PROBLEM: Convert each line of the records below into a row of a Markdown table with two columns, "Row" for the row number and "Line" for the line itself, leaving out blank lines.
───── RECORD LIST ─────
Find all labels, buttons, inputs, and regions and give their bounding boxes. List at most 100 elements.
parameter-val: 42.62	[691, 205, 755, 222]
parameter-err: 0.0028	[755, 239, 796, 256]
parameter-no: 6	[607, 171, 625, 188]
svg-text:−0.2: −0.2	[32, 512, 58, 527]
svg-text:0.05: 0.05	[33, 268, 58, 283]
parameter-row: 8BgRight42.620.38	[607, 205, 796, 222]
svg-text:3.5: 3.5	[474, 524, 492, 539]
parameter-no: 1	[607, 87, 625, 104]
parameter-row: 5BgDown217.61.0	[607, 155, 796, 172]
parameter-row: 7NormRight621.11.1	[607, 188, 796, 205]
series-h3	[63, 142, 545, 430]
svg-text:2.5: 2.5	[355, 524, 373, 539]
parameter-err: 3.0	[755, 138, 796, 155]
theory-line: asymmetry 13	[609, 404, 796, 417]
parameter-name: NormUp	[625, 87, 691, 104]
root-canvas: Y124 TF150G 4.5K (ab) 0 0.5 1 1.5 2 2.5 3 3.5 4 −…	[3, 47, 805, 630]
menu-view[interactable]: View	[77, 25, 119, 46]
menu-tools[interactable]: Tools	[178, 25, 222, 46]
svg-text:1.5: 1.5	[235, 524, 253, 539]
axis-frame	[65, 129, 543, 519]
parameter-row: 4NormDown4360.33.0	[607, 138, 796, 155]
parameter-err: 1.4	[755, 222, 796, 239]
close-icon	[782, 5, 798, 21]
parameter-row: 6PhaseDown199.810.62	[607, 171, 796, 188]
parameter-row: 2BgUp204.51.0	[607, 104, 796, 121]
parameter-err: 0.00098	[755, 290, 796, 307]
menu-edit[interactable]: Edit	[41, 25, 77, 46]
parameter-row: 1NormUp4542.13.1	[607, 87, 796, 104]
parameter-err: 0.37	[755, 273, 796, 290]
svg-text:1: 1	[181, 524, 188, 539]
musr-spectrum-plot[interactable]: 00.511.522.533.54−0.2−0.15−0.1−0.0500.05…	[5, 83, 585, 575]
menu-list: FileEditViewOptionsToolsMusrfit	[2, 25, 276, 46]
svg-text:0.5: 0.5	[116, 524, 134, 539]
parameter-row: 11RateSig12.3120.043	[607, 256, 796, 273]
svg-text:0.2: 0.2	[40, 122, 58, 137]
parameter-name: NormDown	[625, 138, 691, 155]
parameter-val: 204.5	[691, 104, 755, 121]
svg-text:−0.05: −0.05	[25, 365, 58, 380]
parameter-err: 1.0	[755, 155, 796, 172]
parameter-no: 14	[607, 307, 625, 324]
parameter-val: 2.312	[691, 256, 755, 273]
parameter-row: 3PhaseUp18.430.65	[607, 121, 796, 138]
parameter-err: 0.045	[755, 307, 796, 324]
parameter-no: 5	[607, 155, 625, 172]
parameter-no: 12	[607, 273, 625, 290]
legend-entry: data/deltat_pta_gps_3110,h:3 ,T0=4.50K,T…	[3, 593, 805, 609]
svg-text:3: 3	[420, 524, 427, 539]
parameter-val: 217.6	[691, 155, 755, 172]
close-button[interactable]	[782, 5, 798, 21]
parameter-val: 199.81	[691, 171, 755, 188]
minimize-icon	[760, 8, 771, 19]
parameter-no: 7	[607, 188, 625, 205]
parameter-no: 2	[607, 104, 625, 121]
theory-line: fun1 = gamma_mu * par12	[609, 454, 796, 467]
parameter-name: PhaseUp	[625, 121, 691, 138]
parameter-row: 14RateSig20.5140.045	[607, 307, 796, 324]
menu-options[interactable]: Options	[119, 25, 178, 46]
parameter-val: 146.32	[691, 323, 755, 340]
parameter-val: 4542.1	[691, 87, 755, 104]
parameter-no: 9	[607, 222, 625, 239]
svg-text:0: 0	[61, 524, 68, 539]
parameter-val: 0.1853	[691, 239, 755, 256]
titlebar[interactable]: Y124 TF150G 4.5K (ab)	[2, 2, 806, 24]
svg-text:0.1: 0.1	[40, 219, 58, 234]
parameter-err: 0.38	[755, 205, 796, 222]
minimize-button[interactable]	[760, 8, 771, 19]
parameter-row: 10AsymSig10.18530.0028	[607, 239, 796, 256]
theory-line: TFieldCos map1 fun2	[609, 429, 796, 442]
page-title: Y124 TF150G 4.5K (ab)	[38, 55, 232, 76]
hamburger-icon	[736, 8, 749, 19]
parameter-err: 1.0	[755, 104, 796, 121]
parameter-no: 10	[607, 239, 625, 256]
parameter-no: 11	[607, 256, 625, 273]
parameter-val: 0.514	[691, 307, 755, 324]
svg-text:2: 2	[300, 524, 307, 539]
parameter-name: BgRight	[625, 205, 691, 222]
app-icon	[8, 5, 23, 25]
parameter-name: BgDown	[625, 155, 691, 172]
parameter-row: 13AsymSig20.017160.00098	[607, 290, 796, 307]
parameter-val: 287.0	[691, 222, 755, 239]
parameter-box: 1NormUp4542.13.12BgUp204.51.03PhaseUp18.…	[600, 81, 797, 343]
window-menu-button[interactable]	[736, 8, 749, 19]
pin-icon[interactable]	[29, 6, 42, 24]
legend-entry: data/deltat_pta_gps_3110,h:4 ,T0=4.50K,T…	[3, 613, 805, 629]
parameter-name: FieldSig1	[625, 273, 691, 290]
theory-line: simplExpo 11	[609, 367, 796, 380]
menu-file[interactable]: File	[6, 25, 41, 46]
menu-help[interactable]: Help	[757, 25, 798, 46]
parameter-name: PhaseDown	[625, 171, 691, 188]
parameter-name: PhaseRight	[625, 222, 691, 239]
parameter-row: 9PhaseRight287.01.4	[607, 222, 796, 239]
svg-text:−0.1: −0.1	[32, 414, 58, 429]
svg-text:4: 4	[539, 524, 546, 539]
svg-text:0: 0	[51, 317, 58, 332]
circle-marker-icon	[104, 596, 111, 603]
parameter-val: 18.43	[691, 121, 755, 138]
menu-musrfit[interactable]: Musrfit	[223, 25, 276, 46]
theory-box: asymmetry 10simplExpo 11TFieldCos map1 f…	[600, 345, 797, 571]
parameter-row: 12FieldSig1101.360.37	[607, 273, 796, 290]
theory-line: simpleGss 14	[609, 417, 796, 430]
─────
REPLY:
| Row | Line |
|---|---|
| 1 | Find all labels, buttons, inputs, and regions and give their bounding boxes. List at most 100 elements. |
| 2 | parameter-val: 42.62	[691, 205, 755, 222] |
| 3 | parameter-err: 0.0028	[755, 239, 796, 256] |
| 4 | parameter-no: 6	[607, 171, 625, 188] |
| 5 | svg-text:−0.2: −0.2	[32, 512, 58, 527] |
| 6 | svg-text:0.05: 0.05	[33, 268, 58, 283] |
| 7 | parameter-row: 8BgRight42.620.38	[607, 205, 796, 222] |
| 8 | svg-text:3.5: 3.5	[474, 524, 492, 539] |
| 9 | parameter-no: 1	[607, 87, 625, 104] |
| 10 | parameter-row: 5BgDown217.61.0	[607, 155, 796, 172] |
| 11 | parameter-row: 7NormRight621.11.1	[607, 188, 796, 205] |
| 12 | series-h3	[63, 142, 545, 430] |
| 13 | svg-text:2.5: 2.5	[355, 524, 373, 539] |
| 14 | parameter-err: 3.0	[755, 138, 796, 155] |
| 15 | theory-line: asymmetry 13	[609, 404, 796, 417] |
| 16 | parameter-name: NormUp	[625, 87, 691, 104] |
| 17 | root-canvas: Y124 TF150G 4.5K (ab) 0 0.5 1 1.5 2 2.5 3 3.5 4 −…	[3, 47, 805, 630] |
| 18 | menu-view[interactable]: View	[77, 25, 119, 46] |
| 19 | menu-tools[interactable]: Tools	[178, 25, 222, 46] |
| 20 | svg-text:1.5: 1.5	[235, 524, 253, 539] |
| 21 | axis-frame	[65, 129, 543, 519] |
| 22 | parameter-row: 4NormDown4360.33.0	[607, 138, 796, 155] |
| 23 | parameter-err: 1.4	[755, 222, 796, 239] |
| 24 | close-icon	[782, 5, 798, 21] |
| 25 | parameter-row: 6PhaseDown199.810.62	[607, 171, 796, 188] |
| 26 | parameter-row: 2BgUp204.51.0	[607, 104, 796, 121] |
| 27 | parameter-err: 0.00098	[755, 290, 796, 307] |
| 28 | menu-edit[interactable]: Edit	[41, 25, 77, 46] |
| 29 | parameter-row: 1NormUp4542.13.1	[607, 87, 796, 104] |
| 30 | parameter-err: 0.37	[755, 273, 796, 290] |
| 31 | svg-text:1: 1	[181, 524, 188, 539] |
| 32 | musr-spectrum-plot[interactable]: 00.511.522.533.54−0.2−0.15−0.1−0.0500.05…	[5, 83, 585, 575] |
| 33 | menu-list: FileEditViewOptionsToolsMusrfit	[2, 25, 276, 46] |
| 34 | svg-text:0.5: 0.5	[116, 524, 134, 539] |
| 35 | parameter-row: 11RateSig12.3120.043	[607, 256, 796, 273] |
| 36 | svg-text:0.2: 0.2	[40, 122, 58, 137] |
| 37 | parameter-name: NormDown	[625, 138, 691, 155] |
| 38 | parameter-val: 204.5	[691, 104, 755, 121] |
| 39 | svg-text:−0.05: −0.05	[25, 365, 58, 380] |
| 40 | parameter-err: 1.0	[755, 155, 796, 172] |
| 41 | parameter-no: 14	[607, 307, 625, 324] |
| 42 | parameter-val: 2.312	[691, 256, 755, 273] |
| 43 | parameter-row: 3PhaseUp18.430.65	[607, 121, 796, 138] |
| 44 | parameter-err: 0.045	[755, 307, 796, 324] |
| 45 | parameter-no: 5	[607, 155, 625, 172] |
| 46 | parameter-no: 12	[607, 273, 625, 290] |
| 47 | legend-entry: data/deltat_pta_gps_3110,h:3 ,T0=4.50K,T…	[3, 593, 805, 609] |
| 48 | svg-text:3: 3	[420, 524, 427, 539] |
| 49 | parameter-val: 217.6	[691, 155, 755, 172] |
| 50 | close-button[interactable]	[782, 5, 798, 21] |
| 51 | parameter-val: 199.81	[691, 171, 755, 188] |
| 52 | minimize-icon	[760, 8, 771, 19] |
| 53 | parameter-no: 7	[607, 188, 625, 205] |
| 54 | parameter-no: 2	[607, 104, 625, 121] |
| 55 | theory-line: fun1 = gamma_mu * par12	[609, 454, 796, 467] |
| 56 | parameter-name: PhaseUp	[625, 121, 691, 138] |
| 57 | parameter-row: 14RateSig20.5140.045	[607, 307, 796, 324] |
| 58 | menu-options[interactable]: Options	[119, 25, 178, 46] |
| 59 | parameter-val: 146.32	[691, 323, 755, 340] |
| 60 | parameter-val: 4542.1	[691, 87, 755, 104] |
| 61 | parameter-no: 9	[607, 222, 625, 239] |
| 62 | svg-text:0: 0	[61, 524, 68, 539] |
| 63 | parameter-val: 0.1853	[691, 239, 755, 256] |
| 64 | titlebar[interactable]: Y124 TF150G 4.5K (ab)	[2, 2, 806, 24] |
| 65 | svg-text:0.1: 0.1	[40, 219, 58, 234] |
| 66 | parameter-err: 0.38	[755, 205, 796, 222] |
| 67 | minimize-button[interactable]	[760, 8, 771, 19] |
| 68 | parameter-row: 10AsymSig10.18530.0028	[607, 239, 796, 256] |
| 69 | theory-line: TFieldCos map1 fun2	[609, 429, 796, 442] |
| 70 | page-title: Y124 TF150G 4.5K (ab)	[38, 55, 232, 76] |
| 71 | hamburger-icon	[736, 8, 749, 19] |
| 72 | parameter-err: 1.0	[755, 104, 796, 121] |
| 73 | parameter-no: 10	[607, 239, 625, 256] |
| 74 | parameter-no: 11	[607, 256, 625, 273] |
| 75 | parameter-val: 0.514	[691, 307, 755, 324] |
| 76 | svg-text:2: 2	[300, 524, 307, 539] |
| 77 | parameter-name: BgRight	[625, 205, 691, 222] |
| 78 | app-icon	[8, 5, 23, 25] |
| 79 | parameter-name: BgDown	[625, 155, 691, 172] |
| 80 | parameter-row: 13AsymSig20.017160.00098	[607, 290, 796, 307] |
| 81 | parameter-val: 287.0	[691, 222, 755, 239] |
| 82 | parameter-box: 1NormUp4542.13.12BgUp204.51.03PhaseUp18.…	[600, 81, 797, 343] |
| 83 | window-menu-button[interactable]	[736, 8, 749, 19] |
| 84 | pin-icon[interactable]	[29, 6, 42, 24] |
| 85 | legend-entry: data/deltat_pta_gps_3110,h:4 ,T0=4.50K,T…	[3, 613, 805, 629] |
| 86 | parameter-name: FieldSig1	[625, 273, 691, 290] |
| 87 | theory-line: simplExpo 11	[609, 367, 796, 380] |
| 88 | menu-file[interactable]: File	[6, 25, 41, 46] |
| 89 | menu-help[interactable]: Help	[757, 25, 798, 46] |
| 90 | parameter-name: PhaseDown	[625, 171, 691, 188] |
| 91 | parameter-name: PhaseRight	[625, 222, 691, 239] |
| 92 | parameter-row: 9PhaseRight287.01.4	[607, 222, 796, 239] |
| 93 | svg-text:−0.1: −0.1	[32, 414, 58, 429] |
| 94 | svg-text:4: 4	[539, 524, 546, 539] |
| 95 | svg-text:0: 0	[51, 317, 58, 332] |
| 96 | circle-marker-icon	[104, 596, 111, 603] |
| 97 | parameter-val: 18.43	[691, 121, 755, 138] |
| 98 | menu-musrfit[interactable]: Musrfit	[223, 25, 276, 46] |
| 99 | theory-box: asymmetry 10simplExpo 11TFieldCos map1 f…	[600, 345, 797, 571] |
| 100 | parameter-row: 12FieldSig1101.360.37	[607, 273, 796, 290] |
| 101 | theory-line: simpleGss 14	[609, 417, 796, 430] |